• Exercise instructions: Leave out the pictures and restate the rest of the data exactly.

• Excerpt from a dataset:

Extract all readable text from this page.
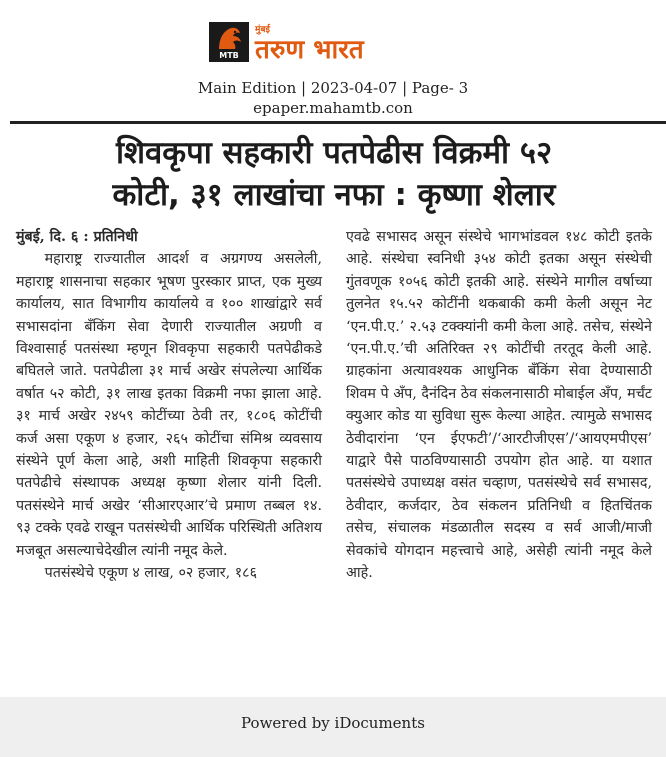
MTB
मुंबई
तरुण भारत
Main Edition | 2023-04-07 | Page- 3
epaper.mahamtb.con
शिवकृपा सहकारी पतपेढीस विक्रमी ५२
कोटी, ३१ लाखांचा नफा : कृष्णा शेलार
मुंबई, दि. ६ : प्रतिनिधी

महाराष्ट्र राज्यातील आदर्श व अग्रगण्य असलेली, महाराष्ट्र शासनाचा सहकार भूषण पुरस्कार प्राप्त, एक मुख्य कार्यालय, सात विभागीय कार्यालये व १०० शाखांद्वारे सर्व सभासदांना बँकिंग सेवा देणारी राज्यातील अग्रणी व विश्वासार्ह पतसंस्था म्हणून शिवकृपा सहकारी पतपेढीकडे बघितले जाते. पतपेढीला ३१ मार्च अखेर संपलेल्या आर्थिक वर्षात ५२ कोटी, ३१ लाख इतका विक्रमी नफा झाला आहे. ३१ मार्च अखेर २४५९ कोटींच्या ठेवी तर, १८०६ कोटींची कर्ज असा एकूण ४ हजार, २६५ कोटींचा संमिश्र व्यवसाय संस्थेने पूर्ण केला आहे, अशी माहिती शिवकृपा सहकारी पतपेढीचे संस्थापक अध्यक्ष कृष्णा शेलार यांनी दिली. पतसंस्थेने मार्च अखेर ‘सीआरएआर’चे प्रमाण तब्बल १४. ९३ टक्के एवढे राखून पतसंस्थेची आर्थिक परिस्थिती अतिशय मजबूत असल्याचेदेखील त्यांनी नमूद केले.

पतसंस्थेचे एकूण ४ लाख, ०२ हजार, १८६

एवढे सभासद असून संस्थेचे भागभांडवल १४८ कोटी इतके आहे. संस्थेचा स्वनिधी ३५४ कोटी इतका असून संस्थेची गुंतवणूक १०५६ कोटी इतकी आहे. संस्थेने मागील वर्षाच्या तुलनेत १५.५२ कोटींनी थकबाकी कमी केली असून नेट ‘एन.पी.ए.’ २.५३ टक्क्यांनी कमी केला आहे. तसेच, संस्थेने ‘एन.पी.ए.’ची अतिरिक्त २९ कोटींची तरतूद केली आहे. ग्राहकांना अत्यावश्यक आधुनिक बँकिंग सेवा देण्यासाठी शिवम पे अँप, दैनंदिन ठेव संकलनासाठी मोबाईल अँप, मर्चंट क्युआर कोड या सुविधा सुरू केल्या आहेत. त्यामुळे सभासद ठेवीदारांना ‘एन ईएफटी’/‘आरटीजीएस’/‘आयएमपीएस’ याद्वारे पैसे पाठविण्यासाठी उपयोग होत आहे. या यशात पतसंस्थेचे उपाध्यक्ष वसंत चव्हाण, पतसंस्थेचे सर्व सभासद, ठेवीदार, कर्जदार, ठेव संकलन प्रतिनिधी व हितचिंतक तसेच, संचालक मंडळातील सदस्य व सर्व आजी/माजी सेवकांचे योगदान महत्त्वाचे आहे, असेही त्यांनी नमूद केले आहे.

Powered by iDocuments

• In response:
Extract all readable text from this page.
MTB
मुंबई
तरुण भारत
Main Edition | 2023-04-07 | Page- 3
epaper.mahamtb.con
शिवकृपा सहकारी पतपेढीस विक्रमी ५२
कोटी, ३१ लाखांचा नफा : कृष्णा शेलार
मुंबई, दि. ६ : प्रतिनिधी

महाराष्ट्र राज्यातील आदर्श व अग्रगण्य असलेली, महाराष्ट्र शासनाचा सहकार भूषण पुरस्कार प्राप्त, एक मुख्य कार्यालय, सात विभागीय कार्यालये व १०० शाखांद्वारे सर्व सभासदांना बँकिंग सेवा देणारी राज्यातील अग्रणी व विश्वासार्ह पतसंस्था म्हणून शिवकृपा सहकारी पतपेढीकडे बघितले जाते. पतपेढीला ३१ मार्च अखेर संपलेल्या आर्थिक वर्षात ५२ कोटी, ३१ लाख इतका विक्रमी नफा झाला आहे. ३१ मार्च अखेर २४५९ कोटींच्या ठेवी तर, १८०६ कोटींची कर्ज असा एकूण ४ हजार, २६५ कोटींचा संमिश्र व्यवसाय संस्थेने पूर्ण केला आहे, अशी माहिती शिवकृपा सहकारी पतपेढीचे संस्थापक अध्यक्ष कृष्णा शेलार यांनी दिली. पतसंस्थेने मार्च अखेर ‘सीआरएआर’चे प्रमाण तब्बल १४. ९३ टक्के एवढे राखून पतसंस्थेची आर्थिक परिस्थिती अतिशय मजबूत असल्याचेदेखील त्यांनी नमूद केले.

पतसंस्थेचे एकूण ४ लाख, ०२ हजार, १८६

एवढे सभासद असून संस्थेचे भागभांडवल १४८ कोटी इतके आहे. संस्थेचा स्वनिधी ३५४ कोटी इतका असून संस्थेची गुंतवणूक १०५६ कोटी इतकी आहे. संस्थेने मागील वर्षाच्या तुलनेत १५.५२ कोटींनी थकबाकी कमी केली असून नेट ‘एन.पी.ए.’ २.५३ टक्क्यांनी कमी केला आहे. तसेच, संस्थेने ‘एन.पी.ए.’ची अतिरिक्त २९ कोटींची तरतूद केली आहे. ग्राहकांना अत्यावश्यक आधुनिक बँकिंग सेवा देण्यासाठी शिवम पे अँप, दैनंदिन ठेव संकलनासाठी मोबाईल अँप, मर्चंट क्युआर कोड या सुविधा सुरू केल्या आहेत. त्यामुळे सभासद ठेवीदारांना ‘एन ईएफटी’/‘आरटीजीएस’/‘आयएमपीएस’ याद्वारे पैसे पाठविण्यासाठी उपयोग होत आहे. या यशात पतसंस्थेचे उपाध्यक्ष वसंत चव्हाण, पतसंस्थेचे सर्व सभासद, ठेवीदार, कर्जदार, ठेव संकलन प्रतिनिधी व हितचिंतक तसेच, संचालक मंडळातील सदस्य व सर्व आजी/माजी सेवकांचे योगदान महत्त्वाचे आहे, असेही त्यांनी नमूद केले आहे.

Powered by iDocuments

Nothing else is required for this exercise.